OBJETIVO DEL EJERCICIO
Indique si cada afirmación concuerda con el relato del cumpleaños número 50: (a) el ferry salió de Nynäshamn a las ocho de la noche; (b) el concierto Blue Planet II Live tuvo lugar el sábado 16; (c) el almuerzo del día del cumpleaños fue en T.G.I. Friday, en Karlaplan. Responda sí o no a cada una y cite textualmente las palabras del relato que lo determinan.

FRAGMENTO DEL DOCUMENTO
- - -

Un mes de 50 años.

Mi cumpleaños número 50



Comencé la celebración de mis cincuenta años con el alma ligera y el corazón en calma, dejando que el viaje marcara el ritmo de cada momento.

El viernes 1 de febrero, a las ocho en punto de la noche, zarpó el ferry desde Nynäshamn rumbo a Gotland. El viento del mar Báltico traía consigo una mezcla de expectación y gratitud. Dejaba atrás la rutina, dispuesto a vivir cada día como una página nueva de una historia bien escrita.



El sábado fue una fiesta en todos los sentidos: un bautizo lleno de ternura y, después, una celebración cubana en la isla. Música, risas, abrazos y ese aire cálido que solo se siente cuando uno está entre gente que vibra igual.


El siguiente fin de semana, el sábado 9, lo dediqué a los brindis en el Hay Market Bar —dos copas que supieron a libertad y a nuevas metas.

El sábado 16 celebré la parte más espiritual del camino: una fiesta religiosa, íntima, luminosa.


El domingo 17 llegó con un toque de magia: una cena seguida del concierto Blue Planet II Live en el Ericsson Globe Arena. Ver y escuchar aquel espectáculo inmenso fue como recordar la belleza del planeta que tanto amo explorar bajo el agua.


El lunes 18, ya más tranquilo, disfruté del estreno de Alita, the Battle Angel en el Mall of Scandinavia. Un poco de acción, palomitas y buen cine para cerrar el día.


El jueves 21 fue diferente: un buceo especial en Eriksdalsbadet para celebrar los cincuenta sumergido en lo que más me apasiona. Dyk på min 50 —así lo marqué en mi agenda, y así lo viví: respirando bajo el agua, celebrando la vida.


El sábado 23 cené en el restaurante Dyonysos. La comida, el vino y el ambiente fueron el preámbulo perfecto para el domingo siguiente, cuando compartí un desayuno cálido en casa, antes de una noche de lujo y ritmo en Alvik.


Los días previos al viaje fueron puro movimiento: el lunes 25 hice el check-in del vuelo, y el martes 26 combiné entrenamiento, compras, una siesta bien merecida y el check-in en el hotel Park Inn by Radisson, en Hammarby Sjöstad. Esa misma noche, una cena de bienvenida en Erik’s Gondolen con vistas a Estocolmo cerró el día de la mejor manera: buena compañía, vino y ciudad iluminada.


Y entonces llegó el miércoles 27 de febrero, el día central, el de mi cumpleaños número cincuenta.

A la una de la tarde, un almuerzo de celebración en T.G.I. Friday, en Karlaplan. Un brindis por medio siglo de vida, por los caminos recorridos y por los que aún me esperan.

- - -

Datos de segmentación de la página

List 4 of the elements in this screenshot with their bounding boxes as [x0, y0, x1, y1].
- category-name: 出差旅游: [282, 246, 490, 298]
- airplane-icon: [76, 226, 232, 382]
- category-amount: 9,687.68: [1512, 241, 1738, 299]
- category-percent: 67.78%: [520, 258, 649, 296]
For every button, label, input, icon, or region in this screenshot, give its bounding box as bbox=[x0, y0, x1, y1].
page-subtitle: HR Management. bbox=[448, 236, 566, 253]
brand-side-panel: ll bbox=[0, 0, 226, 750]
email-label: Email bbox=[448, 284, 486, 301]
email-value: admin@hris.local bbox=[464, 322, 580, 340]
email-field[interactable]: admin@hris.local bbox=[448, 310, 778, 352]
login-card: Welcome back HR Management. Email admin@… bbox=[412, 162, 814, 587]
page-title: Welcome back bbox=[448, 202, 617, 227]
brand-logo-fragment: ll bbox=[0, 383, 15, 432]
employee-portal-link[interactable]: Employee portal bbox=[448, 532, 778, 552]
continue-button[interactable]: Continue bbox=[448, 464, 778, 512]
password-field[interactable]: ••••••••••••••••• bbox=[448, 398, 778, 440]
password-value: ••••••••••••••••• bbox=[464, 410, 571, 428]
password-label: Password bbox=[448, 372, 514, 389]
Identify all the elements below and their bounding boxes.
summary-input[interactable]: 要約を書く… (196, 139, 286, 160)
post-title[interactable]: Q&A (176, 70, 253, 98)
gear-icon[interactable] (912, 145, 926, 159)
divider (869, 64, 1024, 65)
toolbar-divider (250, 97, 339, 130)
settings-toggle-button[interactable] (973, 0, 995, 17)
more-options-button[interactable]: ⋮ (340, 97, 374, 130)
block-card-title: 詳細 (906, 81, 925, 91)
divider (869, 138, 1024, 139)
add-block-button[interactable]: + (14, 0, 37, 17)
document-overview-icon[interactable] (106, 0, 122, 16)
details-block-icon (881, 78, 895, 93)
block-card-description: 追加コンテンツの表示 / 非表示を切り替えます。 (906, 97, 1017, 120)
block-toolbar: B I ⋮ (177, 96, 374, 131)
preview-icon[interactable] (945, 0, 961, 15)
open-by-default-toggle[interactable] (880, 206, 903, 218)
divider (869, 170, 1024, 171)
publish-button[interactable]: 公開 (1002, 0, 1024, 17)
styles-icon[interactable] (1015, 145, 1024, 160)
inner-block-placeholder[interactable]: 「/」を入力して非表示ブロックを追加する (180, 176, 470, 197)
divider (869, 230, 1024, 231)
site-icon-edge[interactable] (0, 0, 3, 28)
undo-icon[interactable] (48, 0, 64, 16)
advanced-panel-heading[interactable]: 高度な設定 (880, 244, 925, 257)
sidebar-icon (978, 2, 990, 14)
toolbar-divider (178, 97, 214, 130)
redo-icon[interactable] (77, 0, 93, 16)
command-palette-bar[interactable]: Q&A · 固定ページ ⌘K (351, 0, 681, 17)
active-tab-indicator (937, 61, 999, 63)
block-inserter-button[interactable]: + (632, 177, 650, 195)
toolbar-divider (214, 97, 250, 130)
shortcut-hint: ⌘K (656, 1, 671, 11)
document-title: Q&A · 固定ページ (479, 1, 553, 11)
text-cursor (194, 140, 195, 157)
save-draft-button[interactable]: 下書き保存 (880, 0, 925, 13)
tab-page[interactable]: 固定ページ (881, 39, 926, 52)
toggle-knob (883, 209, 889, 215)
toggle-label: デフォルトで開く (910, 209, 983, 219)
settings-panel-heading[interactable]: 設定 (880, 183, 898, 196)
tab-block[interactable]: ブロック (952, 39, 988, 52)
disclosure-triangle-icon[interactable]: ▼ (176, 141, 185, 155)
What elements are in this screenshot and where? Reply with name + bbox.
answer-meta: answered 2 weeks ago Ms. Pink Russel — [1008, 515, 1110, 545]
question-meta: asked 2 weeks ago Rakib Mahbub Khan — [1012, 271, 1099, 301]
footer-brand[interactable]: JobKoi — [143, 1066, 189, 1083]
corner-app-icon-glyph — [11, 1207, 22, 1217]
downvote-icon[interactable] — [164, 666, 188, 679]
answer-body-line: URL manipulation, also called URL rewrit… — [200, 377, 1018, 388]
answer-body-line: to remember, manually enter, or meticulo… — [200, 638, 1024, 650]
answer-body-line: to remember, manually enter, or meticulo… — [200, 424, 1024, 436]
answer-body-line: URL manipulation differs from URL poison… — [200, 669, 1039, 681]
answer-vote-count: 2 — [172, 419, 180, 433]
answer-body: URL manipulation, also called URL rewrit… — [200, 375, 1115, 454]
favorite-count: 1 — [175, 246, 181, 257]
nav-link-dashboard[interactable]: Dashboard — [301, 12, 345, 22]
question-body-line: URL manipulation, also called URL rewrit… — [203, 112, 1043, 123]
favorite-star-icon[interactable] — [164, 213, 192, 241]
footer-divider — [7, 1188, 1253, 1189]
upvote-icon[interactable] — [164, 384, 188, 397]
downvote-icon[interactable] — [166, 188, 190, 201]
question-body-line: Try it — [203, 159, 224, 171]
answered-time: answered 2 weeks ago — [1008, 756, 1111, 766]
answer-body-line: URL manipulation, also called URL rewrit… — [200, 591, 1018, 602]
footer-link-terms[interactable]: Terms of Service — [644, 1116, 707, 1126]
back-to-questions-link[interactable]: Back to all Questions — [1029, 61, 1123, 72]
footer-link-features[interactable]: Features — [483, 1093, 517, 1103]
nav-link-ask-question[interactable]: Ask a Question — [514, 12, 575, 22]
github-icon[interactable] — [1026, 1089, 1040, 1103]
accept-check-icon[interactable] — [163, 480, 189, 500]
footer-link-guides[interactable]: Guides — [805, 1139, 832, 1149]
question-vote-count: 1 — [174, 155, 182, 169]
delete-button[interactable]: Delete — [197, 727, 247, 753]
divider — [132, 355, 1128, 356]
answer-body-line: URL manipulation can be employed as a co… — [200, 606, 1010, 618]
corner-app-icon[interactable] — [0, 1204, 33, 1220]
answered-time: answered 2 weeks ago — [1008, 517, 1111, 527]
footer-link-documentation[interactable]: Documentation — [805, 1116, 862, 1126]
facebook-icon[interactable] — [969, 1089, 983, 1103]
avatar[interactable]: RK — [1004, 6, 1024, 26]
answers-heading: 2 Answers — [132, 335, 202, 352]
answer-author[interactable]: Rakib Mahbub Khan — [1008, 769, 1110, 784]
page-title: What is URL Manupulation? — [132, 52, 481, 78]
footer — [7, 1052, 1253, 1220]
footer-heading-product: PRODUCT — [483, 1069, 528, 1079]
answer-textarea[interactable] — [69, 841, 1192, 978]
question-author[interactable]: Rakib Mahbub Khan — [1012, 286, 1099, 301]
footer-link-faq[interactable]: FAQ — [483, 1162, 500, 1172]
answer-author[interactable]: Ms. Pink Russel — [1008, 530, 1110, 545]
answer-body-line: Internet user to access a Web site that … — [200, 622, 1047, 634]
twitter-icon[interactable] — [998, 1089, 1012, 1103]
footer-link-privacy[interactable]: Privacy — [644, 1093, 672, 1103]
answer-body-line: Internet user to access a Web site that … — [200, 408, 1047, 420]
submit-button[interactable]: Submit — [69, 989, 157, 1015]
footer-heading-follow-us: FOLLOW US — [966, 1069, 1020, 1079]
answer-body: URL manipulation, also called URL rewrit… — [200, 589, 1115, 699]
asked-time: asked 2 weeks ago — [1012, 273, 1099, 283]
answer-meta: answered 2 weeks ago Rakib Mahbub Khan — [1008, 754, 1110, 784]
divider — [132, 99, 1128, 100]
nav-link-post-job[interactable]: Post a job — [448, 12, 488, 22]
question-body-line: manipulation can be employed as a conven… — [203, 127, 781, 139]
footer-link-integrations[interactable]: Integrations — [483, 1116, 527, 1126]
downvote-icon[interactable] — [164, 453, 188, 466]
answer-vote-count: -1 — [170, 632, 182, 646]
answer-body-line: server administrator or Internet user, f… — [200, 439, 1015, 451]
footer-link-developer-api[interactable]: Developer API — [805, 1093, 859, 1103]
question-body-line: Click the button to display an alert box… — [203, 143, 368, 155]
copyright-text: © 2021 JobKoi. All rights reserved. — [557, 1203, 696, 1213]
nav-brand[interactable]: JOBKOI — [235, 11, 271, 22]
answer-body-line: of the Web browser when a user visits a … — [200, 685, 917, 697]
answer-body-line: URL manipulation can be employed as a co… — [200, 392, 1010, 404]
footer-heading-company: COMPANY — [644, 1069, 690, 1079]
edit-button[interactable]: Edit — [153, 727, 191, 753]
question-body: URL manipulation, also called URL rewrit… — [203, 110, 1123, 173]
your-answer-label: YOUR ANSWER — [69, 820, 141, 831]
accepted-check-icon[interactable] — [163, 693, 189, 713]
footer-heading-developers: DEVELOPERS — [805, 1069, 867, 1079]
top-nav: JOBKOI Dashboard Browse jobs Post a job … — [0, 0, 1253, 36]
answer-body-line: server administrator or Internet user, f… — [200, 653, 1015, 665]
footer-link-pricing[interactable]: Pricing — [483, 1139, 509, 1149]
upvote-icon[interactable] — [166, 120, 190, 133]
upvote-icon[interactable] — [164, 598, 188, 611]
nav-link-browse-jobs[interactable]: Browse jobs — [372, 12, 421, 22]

- - -

SOLUCIÓN DEL EJERCICIO
(a) Sí: «a las ocho en punto de la noche, zarpó el ferry desde Nynäshamn rumbo a Gotland».
(b) No: «El domingo 17 llegó con un toque de magia: una cena seguida del concierto Blue Planet II Live en el Ericsson Globe Arena».
(c) Sí: «A la una de la tarde, un almuerzo de celebración en T.G.I. Friday, en Karlaplan».